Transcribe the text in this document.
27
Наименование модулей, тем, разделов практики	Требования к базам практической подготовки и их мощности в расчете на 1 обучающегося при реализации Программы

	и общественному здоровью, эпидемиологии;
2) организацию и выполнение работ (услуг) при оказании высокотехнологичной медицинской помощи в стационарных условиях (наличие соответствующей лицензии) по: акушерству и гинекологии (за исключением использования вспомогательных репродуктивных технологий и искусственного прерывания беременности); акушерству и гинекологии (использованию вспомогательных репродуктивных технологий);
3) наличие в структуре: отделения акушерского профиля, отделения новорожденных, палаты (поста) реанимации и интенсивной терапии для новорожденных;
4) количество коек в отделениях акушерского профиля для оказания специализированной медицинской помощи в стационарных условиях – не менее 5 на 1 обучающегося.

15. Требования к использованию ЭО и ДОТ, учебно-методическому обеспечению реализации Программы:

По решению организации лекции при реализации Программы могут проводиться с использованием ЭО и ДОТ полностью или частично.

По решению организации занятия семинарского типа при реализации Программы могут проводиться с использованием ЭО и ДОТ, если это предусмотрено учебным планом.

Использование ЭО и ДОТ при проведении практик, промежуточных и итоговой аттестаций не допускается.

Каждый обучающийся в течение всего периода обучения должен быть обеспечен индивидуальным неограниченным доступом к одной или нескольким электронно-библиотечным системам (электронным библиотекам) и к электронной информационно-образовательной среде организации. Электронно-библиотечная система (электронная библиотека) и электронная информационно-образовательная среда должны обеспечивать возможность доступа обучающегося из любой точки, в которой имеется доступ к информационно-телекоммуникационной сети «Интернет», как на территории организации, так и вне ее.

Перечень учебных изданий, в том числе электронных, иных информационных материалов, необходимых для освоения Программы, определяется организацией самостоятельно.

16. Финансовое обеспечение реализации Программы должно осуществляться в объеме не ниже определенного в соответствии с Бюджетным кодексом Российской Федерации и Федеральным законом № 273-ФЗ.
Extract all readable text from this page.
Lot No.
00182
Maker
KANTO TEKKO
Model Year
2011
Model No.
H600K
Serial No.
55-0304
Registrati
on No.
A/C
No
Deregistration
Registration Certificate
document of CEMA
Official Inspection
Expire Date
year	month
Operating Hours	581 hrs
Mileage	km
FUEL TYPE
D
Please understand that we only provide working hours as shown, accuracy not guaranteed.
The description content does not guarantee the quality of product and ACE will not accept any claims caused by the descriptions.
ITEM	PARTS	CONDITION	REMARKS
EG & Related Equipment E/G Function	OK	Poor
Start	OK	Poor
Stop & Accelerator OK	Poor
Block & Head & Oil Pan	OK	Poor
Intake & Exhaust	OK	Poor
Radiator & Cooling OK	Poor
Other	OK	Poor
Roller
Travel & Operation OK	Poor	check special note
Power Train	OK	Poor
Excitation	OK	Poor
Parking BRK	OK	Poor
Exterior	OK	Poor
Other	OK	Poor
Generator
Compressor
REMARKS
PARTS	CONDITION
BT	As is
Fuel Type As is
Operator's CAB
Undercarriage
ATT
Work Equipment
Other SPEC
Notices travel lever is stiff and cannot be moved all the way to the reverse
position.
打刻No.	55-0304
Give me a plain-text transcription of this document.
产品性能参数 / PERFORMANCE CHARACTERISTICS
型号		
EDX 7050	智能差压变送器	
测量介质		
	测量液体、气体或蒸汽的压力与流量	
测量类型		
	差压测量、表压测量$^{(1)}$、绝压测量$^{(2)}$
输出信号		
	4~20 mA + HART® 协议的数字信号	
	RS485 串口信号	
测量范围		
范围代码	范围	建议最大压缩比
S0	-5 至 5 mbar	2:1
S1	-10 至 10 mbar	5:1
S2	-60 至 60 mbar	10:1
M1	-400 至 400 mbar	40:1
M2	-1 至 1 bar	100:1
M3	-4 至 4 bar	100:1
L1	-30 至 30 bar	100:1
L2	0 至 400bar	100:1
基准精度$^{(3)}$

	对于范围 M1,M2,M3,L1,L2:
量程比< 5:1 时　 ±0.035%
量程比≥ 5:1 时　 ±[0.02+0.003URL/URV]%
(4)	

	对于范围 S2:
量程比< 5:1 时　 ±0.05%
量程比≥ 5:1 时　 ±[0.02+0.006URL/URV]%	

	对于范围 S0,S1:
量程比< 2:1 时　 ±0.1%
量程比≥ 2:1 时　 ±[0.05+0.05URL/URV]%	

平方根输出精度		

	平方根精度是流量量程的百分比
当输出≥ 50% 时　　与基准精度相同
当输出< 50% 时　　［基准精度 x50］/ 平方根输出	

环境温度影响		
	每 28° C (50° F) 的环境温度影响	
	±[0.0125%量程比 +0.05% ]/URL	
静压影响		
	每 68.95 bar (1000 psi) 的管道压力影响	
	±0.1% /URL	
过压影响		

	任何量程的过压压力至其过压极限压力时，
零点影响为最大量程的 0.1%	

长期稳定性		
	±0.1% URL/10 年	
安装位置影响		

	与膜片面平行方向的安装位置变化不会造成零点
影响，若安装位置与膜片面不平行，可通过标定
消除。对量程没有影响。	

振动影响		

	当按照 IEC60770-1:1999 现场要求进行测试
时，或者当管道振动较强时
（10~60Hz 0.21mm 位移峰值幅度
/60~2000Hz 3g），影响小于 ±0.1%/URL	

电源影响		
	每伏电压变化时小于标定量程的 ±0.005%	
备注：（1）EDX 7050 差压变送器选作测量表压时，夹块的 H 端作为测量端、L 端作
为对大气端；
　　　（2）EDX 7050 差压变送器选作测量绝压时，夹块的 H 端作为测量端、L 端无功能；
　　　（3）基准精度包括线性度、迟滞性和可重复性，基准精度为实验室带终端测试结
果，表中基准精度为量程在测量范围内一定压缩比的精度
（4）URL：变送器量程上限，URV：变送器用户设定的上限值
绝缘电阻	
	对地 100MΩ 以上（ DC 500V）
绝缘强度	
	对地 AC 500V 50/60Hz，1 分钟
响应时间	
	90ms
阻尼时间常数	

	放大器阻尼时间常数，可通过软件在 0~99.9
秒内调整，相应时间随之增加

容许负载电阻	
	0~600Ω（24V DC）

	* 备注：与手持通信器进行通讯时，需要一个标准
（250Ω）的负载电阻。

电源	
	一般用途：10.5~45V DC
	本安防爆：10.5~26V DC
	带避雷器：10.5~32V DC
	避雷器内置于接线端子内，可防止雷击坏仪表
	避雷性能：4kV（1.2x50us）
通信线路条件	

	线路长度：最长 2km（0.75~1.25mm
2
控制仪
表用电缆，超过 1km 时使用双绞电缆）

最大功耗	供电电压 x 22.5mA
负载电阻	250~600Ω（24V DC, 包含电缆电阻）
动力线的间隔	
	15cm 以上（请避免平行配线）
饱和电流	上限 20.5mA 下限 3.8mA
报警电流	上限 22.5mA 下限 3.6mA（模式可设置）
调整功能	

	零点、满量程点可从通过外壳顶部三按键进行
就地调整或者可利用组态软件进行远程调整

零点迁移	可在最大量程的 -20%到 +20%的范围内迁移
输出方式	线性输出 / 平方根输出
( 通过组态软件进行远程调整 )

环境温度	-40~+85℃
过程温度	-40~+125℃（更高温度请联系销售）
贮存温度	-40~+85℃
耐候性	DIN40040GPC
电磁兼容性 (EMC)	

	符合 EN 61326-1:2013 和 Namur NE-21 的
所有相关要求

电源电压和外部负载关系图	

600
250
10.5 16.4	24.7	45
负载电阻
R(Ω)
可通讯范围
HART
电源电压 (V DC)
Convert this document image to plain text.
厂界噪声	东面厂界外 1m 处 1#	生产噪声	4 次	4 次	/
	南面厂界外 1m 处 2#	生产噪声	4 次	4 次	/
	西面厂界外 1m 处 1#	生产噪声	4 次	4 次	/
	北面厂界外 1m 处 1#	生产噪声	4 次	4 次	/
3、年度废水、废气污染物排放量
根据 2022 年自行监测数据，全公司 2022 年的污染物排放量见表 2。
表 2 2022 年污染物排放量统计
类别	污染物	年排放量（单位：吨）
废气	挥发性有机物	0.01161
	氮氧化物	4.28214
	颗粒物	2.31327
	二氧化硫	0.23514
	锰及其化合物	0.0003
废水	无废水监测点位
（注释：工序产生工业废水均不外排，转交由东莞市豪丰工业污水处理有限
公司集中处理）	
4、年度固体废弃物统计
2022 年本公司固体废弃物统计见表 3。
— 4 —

▸ SHORT PROBLEM
Count the lines above that contain the word "生产噪声". Give only the number.

▸ EXERCISE OUTPUT
4